▸ **Excerpted records**
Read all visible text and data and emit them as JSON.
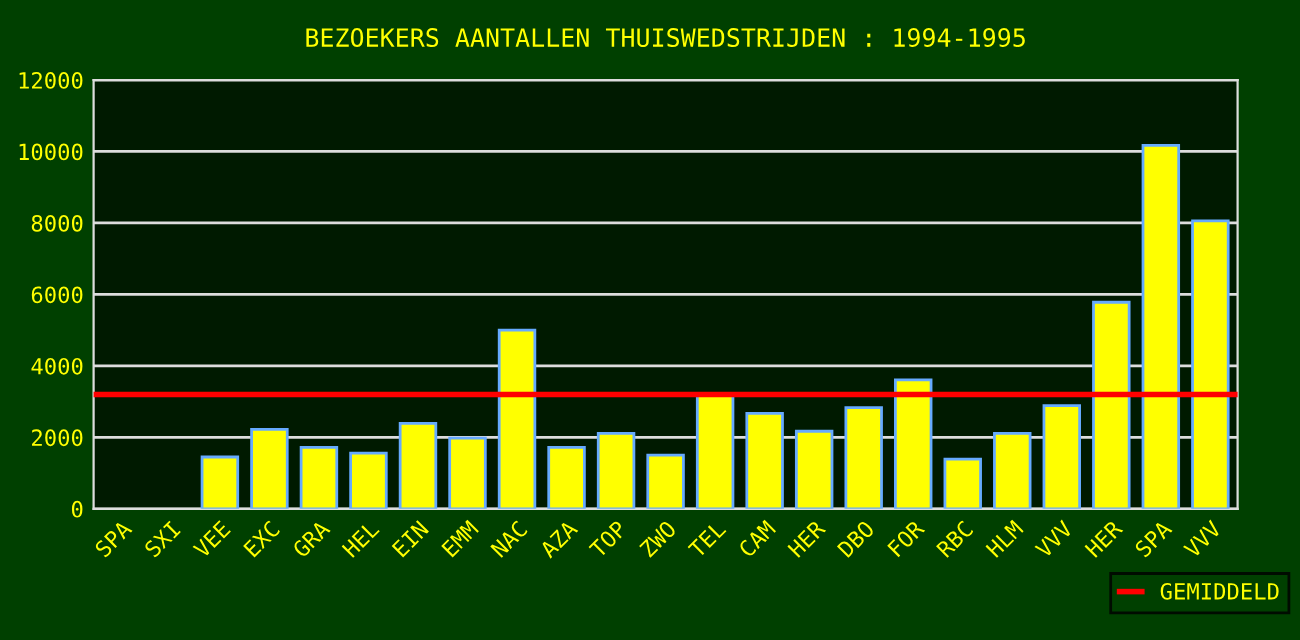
{
  "chart_data": {
    "type": "bar",
    "title": "BEZOEKERS AANTALLEN THUISWEDSTRIJDEN : 1994-1995",
    "categories": [
      "SPA",
      "SXI",
      "VEE",
      "EXC",
      "GRA",
      "HEL",
      "EIN",
      "EMM",
      "NAC",
      "AZA",
      "TOP",
      "ZWO",
      "TEL",
      "CAM",
      "HER",
      "DBO",
      "FOR",
      "RBC",
      "HLM",
      "VVV",
      "HER",
      "SPA",
      "VVV"
    ],
    "values": [
      null,
      null,
      1450,
      2220,
      1720,
      1560,
      2390,
      1980,
      5000,
      1720,
      2110,
      1500,
      3170,
      2670,
      2170,
      2830,
      3610,
      1390,
      2110,
      2890,
      5780,
      10170,
      8060
    ],
    "color": "#ffff00",
    "ylim": [
      0,
      12000
    ],
    "yticks": [
      0,
      2000,
      4000,
      6000,
      8000,
      10000,
      12000
    ],
    "grid": "y",
    "ref_lines": [
      {
        "axis": "y",
        "value": 3200,
        "label": "GEMIDDELD",
        "color": "#ff0000"
      }
    ],
    "legend": "bottom right"
  }
}
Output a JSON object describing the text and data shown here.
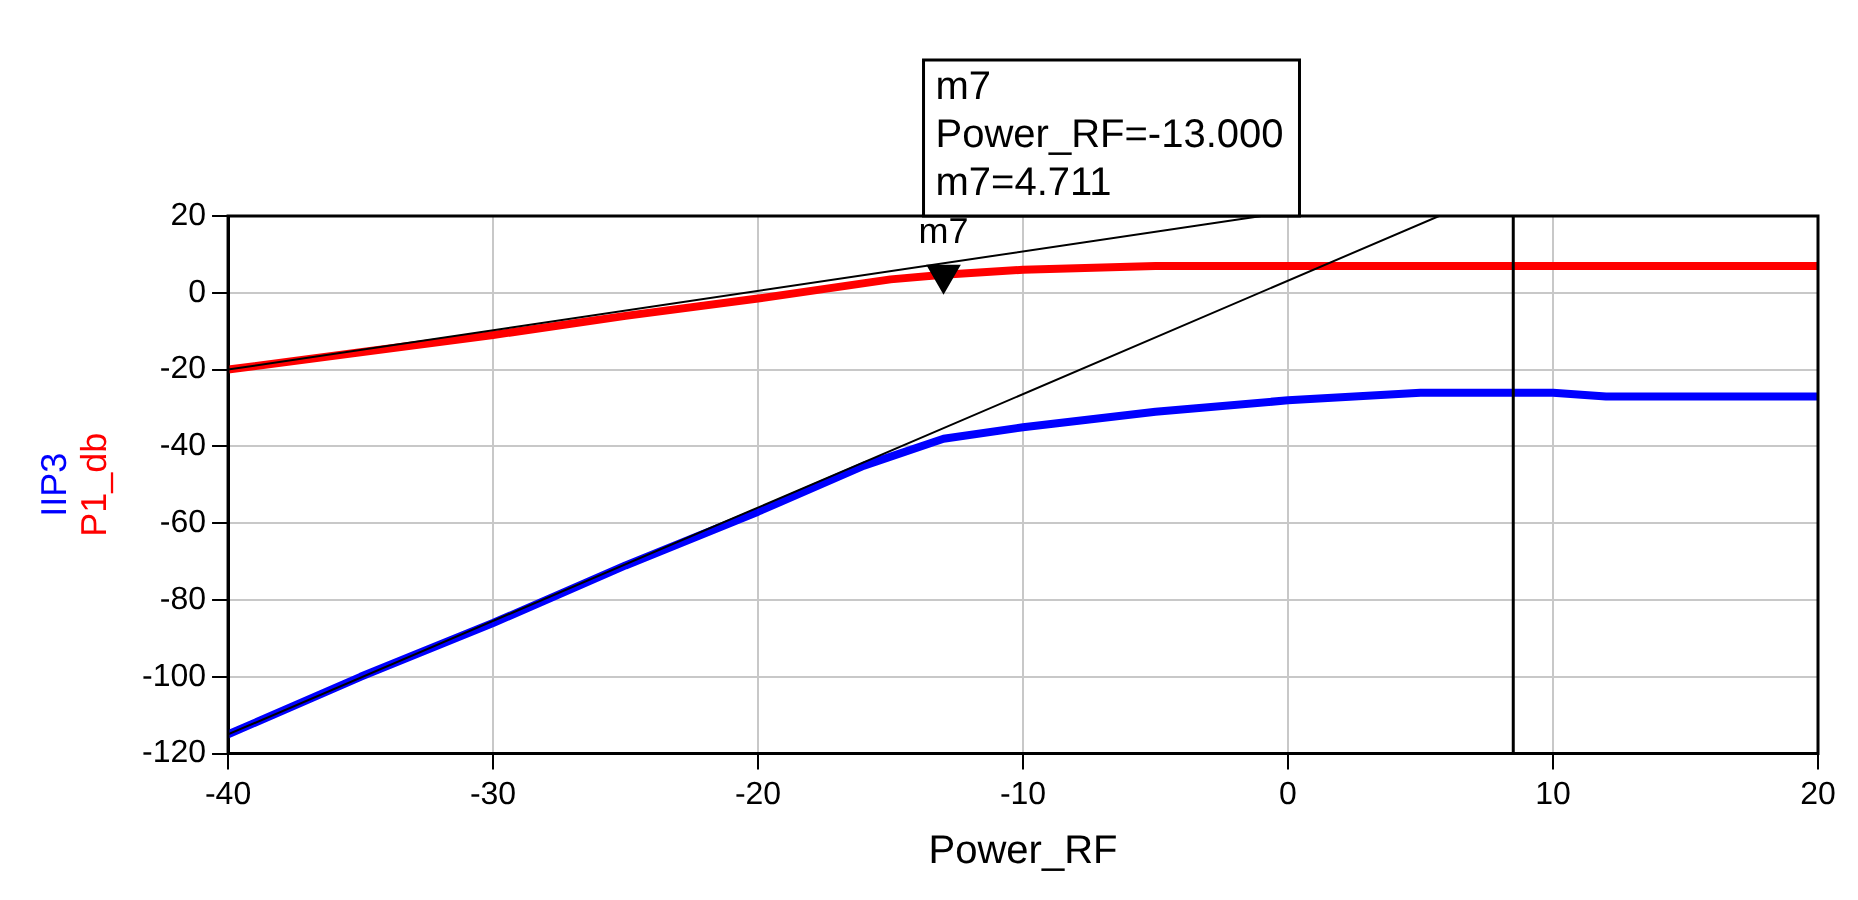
{
  "chart_data": {
    "type": "line",
    "xlabel": "Power_RF",
    "xlim": [
      -40,
      20
    ],
    "xticks": [
      -40,
      -30,
      -20,
      -10,
      0,
      10,
      20
    ],
    "ylim": [
      -120,
      20
    ],
    "yticks": [
      -120,
      -100,
      -80,
      -60,
      -40,
      -20,
      0,
      20
    ],
    "grid": true,
    "legend": false,
    "series": [
      {
        "name": "IIP3",
        "color": "#0000ff",
        "x": [
          -40,
          -35,
          -30,
          -25,
          -20,
          -16,
          -13,
          -10,
          -5,
          0,
          5,
          10,
          12,
          20
        ],
        "values": [
          -115,
          -100,
          -86,
          -71,
          -57,
          -45,
          -38,
          -35,
          -31,
          -28,
          -26,
          -26,
          -27,
          -27
        ]
      },
      {
        "name": "P1_db",
        "color": "#ff0000",
        "x": [
          -40,
          -35,
          -30,
          -25,
          -20,
          -15,
          -13,
          -10,
          -5,
          0,
          5,
          10,
          20
        ],
        "values": [
          -20,
          -15.5,
          -11,
          -6,
          -1.5,
          3.5,
          4.7,
          6,
          7,
          7,
          7,
          7,
          7
        ]
      },
      {
        "type": "line",
        "color": "#000000",
        "x": [
          -40,
          -1
        ],
        "values": [
          -20,
          20
        ]
      },
      {
        "type": "line",
        "color": "#000000",
        "x": [
          -40,
          5.7
        ],
        "values": [
          -115,
          20
        ]
      },
      {
        "type": "scatter",
        "marker": "triangle",
        "color": "#000000",
        "x": [
          -13
        ],
        "values": [
          4.711
        ]
      }
    ],
    "ref_lines": [
      {
        "axis": "x",
        "value": 8.5,
        "color": "#000000"
      }
    ],
    "annotations": [
      {
        "text": "m7",
        "x": -13,
        "y": 4.711
      },
      "m7\nPower_RF=-13.000\nm7=4.711"
    ]
  }
}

▸ **Work to complete**
Leave out the pictures and transcribe the entries above exactly.

▸ **Problem solution**
Read all visible text and data and emit them as JSON.
{
  "chart_data": {
    "type": "bar",
    "title": "BEZOEKERS AANTALLEN THUISWEDSTRIJDEN : 1994-1995",
    "categories": [
      "SPA",
      "SXI",
      "VEE",
      "EXC",
      "GRA",
      "HEL",
      "EIN",
      "EMM",
      "NAC",
      "AZA",
      "TOP",
      "ZWO",
      "TEL",
      "CAM",
      "HER",
      "DBO",
      "FOR",
      "RBC",
      "HLM",
      "VVV",
      "HER",
      "SPA",
      "VVV"
    ],
    "values": [
      null,
      null,
      1450,
      2220,
      1720,
      1560,
      2390,
      1980,
      5000,
      1720,
      2110,
      1500,
      3170,
      2670,
      2170,
      2830,
      3610,
      1390,
      2110,
      2890,
      5780,
      10170,
      8060
    ],
    "color": "#ffff00",
    "ylim": [
      0,
      12000
    ],
    "yticks": [
      0,
      2000,
      4000,
      6000,
      8000,
      10000,
      12000
    ],
    "grid": "y",
    "ref_lines": [
      {
        "axis": "y",
        "value": 3200,
        "label": "GEMIDDELD",
        "color": "#ff0000"
      }
    ],
    "legend": "bottom right"
  }
}
Output a JSON object describing the text and data shown here.
{
  "chart_data": {
    "type": "line",
    "xlabel": "Power_RF",
    "xlim": [
      -40,
      20
    ],
    "xticks": [
      -40,
      -30,
      -20,
      -10,
      0,
      10,
      20
    ],
    "ylim": [
      -120,
      20
    ],
    "yticks": [
      -120,
      -100,
      -80,
      -60,
      -40,
      -20,
      0,
      20
    ],
    "grid": true,
    "legend": false,
    "series": [
      {
        "name": "IIP3",
        "color": "#0000ff",
        "x": [
          -40,
          -35,
          -30,
          -25,
          -20,
          -16,
          -13,
          -10,
          -5,
          0,
          5,
          10,
          12,
          20
        ],
        "values": [
          -115,
          -100,
          -86,
          -71,
          -57,
          -45,
          -38,
          -35,
          -31,
          -28,
          -26,
          -26,
          -27,
          -27
        ]
      },
      {
        "name": "P1_db",
        "color": "#ff0000",
        "x": [
          -40,
          -35,
          -30,
          -25,
          -20,
          -15,
          -13,
          -10,
          -5,
          0,
          5,
          10,
          20
        ],
        "values": [
          -20,
          -15.5,
          -11,
          -6,
          -1.5,
          3.5,
          4.7,
          6,
          7,
          7,
          7,
          7,
          7
        ]
      },
      {
        "type": "line",
        "color": "#000000",
        "x": [
          -40,
          -1
        ],
        "values": [
          -20,
          20
        ]
      },
      {
        "type": "line",
        "color": "#000000",
        "x": [
          -40,
          5.7
        ],
        "values": [
          -115,
          20
        ]
      },
      {
        "type": "scatter",
        "marker": "triangle",
        "color": "#000000",
        "x": [
          -13
        ],
        "values": [
          4.711
        ]
      }
    ],
    "ref_lines": [
      {
        "axis": "x",
        "value": 8.5,
        "color": "#000000"
      }
    ],
    "annotations": [
      {
        "text": "m7",
        "x": -13,
        "y": 4.711
      },
      "m7\nPower_RF=-13.000\nm7=4.711"
    ]
  }
}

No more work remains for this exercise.